• WRITTEN EXERCISE
Check every line of the entries below for the word "name", and copy the ones that have it.

• LISTED ENTRIES
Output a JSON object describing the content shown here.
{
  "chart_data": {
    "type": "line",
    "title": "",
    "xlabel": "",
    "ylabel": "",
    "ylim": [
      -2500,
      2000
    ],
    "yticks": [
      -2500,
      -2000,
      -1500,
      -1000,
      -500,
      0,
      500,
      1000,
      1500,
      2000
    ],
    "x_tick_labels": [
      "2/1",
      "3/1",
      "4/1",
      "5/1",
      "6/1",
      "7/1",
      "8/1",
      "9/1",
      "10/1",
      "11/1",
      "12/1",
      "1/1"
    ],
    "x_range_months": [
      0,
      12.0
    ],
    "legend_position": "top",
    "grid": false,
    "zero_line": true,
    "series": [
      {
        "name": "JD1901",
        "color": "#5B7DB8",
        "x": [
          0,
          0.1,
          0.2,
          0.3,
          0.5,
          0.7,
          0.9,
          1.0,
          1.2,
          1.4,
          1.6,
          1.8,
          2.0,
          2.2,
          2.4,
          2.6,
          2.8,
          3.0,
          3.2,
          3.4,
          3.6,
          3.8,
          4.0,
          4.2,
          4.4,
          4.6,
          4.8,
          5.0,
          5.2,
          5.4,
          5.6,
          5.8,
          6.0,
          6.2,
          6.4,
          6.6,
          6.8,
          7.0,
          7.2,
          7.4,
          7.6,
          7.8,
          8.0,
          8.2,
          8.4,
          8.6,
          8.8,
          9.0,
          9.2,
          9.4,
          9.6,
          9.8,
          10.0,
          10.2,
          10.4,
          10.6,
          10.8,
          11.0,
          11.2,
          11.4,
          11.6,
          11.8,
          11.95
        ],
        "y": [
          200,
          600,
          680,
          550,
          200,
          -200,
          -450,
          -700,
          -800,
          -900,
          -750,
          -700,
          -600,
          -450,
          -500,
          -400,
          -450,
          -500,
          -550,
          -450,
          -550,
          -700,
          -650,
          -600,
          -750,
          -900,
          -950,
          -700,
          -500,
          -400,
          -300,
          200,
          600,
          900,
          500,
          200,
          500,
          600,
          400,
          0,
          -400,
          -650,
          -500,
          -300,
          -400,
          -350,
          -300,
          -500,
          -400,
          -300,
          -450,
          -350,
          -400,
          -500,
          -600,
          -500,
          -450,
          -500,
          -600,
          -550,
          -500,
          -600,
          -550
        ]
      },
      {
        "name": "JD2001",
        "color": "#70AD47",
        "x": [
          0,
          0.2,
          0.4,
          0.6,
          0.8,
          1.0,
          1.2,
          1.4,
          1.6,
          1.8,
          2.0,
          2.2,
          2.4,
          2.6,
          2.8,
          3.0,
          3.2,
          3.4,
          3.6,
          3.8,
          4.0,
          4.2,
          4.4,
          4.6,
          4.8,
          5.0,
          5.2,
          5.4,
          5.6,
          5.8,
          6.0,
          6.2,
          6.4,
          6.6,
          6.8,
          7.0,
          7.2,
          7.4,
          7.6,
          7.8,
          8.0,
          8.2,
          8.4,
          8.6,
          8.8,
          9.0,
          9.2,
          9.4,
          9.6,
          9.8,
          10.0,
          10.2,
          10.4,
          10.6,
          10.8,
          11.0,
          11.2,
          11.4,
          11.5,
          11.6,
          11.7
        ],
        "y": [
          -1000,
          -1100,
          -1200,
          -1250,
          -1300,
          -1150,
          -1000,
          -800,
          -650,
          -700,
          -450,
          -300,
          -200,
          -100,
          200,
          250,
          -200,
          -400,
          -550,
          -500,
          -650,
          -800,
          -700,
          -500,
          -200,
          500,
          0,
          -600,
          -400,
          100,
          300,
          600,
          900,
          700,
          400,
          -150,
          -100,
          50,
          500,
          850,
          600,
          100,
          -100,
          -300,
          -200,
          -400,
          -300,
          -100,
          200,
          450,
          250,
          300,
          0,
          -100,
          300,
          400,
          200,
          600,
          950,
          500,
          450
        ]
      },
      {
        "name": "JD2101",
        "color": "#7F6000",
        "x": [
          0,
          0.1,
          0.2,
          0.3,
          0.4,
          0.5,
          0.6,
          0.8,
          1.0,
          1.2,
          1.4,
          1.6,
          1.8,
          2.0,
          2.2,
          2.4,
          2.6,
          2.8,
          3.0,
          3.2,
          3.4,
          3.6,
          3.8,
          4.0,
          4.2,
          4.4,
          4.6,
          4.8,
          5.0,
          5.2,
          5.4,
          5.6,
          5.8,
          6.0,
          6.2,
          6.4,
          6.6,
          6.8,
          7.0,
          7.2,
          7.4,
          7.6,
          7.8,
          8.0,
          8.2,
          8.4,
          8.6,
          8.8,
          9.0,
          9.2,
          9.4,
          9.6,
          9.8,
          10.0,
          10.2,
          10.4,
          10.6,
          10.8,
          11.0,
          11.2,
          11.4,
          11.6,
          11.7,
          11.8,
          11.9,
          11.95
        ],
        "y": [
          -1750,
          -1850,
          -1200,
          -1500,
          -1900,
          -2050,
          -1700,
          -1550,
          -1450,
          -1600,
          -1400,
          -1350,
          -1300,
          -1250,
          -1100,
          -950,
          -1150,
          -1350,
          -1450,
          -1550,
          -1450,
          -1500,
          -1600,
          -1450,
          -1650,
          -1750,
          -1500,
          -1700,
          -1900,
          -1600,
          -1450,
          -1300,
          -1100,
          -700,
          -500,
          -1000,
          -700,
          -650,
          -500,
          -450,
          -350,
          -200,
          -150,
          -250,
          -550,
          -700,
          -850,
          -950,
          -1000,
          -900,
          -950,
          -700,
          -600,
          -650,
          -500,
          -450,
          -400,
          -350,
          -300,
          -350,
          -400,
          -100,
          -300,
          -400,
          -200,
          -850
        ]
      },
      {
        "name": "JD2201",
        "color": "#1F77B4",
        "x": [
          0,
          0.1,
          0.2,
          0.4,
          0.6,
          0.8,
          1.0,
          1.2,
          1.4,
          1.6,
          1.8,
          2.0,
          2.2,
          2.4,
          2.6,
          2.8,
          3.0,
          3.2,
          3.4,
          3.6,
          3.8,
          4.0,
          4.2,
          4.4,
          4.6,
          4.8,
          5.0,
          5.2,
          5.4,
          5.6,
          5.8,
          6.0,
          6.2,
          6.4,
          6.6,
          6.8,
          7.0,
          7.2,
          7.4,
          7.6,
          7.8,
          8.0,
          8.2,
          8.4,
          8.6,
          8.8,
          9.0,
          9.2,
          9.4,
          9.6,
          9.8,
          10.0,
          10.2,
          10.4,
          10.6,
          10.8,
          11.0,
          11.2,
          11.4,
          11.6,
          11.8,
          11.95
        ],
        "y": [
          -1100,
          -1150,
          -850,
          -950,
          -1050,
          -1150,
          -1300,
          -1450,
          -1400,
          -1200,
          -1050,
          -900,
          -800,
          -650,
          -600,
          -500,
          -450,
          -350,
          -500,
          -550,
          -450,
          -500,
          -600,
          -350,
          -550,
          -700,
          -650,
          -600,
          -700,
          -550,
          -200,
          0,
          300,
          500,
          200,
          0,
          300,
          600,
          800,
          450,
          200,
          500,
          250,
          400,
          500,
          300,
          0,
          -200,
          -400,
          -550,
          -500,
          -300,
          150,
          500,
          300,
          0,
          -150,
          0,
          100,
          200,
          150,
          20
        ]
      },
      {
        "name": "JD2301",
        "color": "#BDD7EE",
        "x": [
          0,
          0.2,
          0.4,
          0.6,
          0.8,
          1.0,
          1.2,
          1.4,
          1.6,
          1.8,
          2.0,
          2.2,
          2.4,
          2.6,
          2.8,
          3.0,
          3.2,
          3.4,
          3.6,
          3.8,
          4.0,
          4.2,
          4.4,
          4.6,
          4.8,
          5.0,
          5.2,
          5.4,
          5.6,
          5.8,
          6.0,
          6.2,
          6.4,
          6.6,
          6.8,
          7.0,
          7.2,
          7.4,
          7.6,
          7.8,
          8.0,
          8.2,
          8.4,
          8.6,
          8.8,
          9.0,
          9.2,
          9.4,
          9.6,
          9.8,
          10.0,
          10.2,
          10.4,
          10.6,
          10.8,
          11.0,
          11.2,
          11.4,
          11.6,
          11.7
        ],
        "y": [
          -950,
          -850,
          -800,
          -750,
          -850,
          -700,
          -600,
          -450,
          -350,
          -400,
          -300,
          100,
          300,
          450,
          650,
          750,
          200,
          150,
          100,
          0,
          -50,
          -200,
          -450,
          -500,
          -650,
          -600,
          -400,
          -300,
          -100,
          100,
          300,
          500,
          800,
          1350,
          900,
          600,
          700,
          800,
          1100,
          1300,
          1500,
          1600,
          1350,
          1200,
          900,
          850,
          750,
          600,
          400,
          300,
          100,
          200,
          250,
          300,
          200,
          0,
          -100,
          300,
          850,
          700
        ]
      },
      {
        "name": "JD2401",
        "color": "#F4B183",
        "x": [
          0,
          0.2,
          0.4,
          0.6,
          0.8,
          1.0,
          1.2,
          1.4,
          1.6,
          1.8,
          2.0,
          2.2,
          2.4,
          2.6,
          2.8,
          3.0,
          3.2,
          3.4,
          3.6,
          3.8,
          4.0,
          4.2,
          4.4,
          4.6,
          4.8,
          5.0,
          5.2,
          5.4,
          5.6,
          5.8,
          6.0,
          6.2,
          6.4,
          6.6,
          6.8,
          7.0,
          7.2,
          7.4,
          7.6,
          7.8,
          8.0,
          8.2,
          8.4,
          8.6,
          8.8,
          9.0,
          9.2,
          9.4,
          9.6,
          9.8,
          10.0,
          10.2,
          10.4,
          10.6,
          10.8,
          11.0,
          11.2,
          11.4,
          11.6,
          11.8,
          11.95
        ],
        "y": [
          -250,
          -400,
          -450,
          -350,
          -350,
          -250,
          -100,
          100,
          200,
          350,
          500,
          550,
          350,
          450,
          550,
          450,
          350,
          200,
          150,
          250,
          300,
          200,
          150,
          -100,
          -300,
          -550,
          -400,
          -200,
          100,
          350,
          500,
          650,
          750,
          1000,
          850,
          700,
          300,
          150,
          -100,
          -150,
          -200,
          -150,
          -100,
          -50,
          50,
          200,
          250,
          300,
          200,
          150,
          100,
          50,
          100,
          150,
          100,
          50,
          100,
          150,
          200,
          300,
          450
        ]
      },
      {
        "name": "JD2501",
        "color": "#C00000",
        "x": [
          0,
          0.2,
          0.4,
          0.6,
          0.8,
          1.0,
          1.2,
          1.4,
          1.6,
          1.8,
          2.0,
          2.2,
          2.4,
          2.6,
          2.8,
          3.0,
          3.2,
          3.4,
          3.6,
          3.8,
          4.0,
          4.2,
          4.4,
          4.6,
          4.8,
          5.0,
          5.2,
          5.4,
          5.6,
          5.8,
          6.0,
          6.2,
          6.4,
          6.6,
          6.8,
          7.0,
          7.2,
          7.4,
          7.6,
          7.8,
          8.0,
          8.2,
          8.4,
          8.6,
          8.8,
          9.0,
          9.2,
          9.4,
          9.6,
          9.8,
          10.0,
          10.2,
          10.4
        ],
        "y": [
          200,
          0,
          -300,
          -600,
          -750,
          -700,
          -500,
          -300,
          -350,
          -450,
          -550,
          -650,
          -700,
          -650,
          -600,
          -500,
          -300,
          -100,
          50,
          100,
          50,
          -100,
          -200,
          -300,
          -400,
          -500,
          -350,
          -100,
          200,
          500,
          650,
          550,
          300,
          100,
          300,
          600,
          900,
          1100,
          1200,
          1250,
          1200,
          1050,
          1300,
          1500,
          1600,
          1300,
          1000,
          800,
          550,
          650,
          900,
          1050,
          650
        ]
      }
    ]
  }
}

• THE SOLUTION
        "name": "JD1901",
        "name": "JD2001",
        "name": "JD2101",
        "name": "JD2201",
        "name": "JD2301",
        "name": "JD2401",
        "name": "JD2501",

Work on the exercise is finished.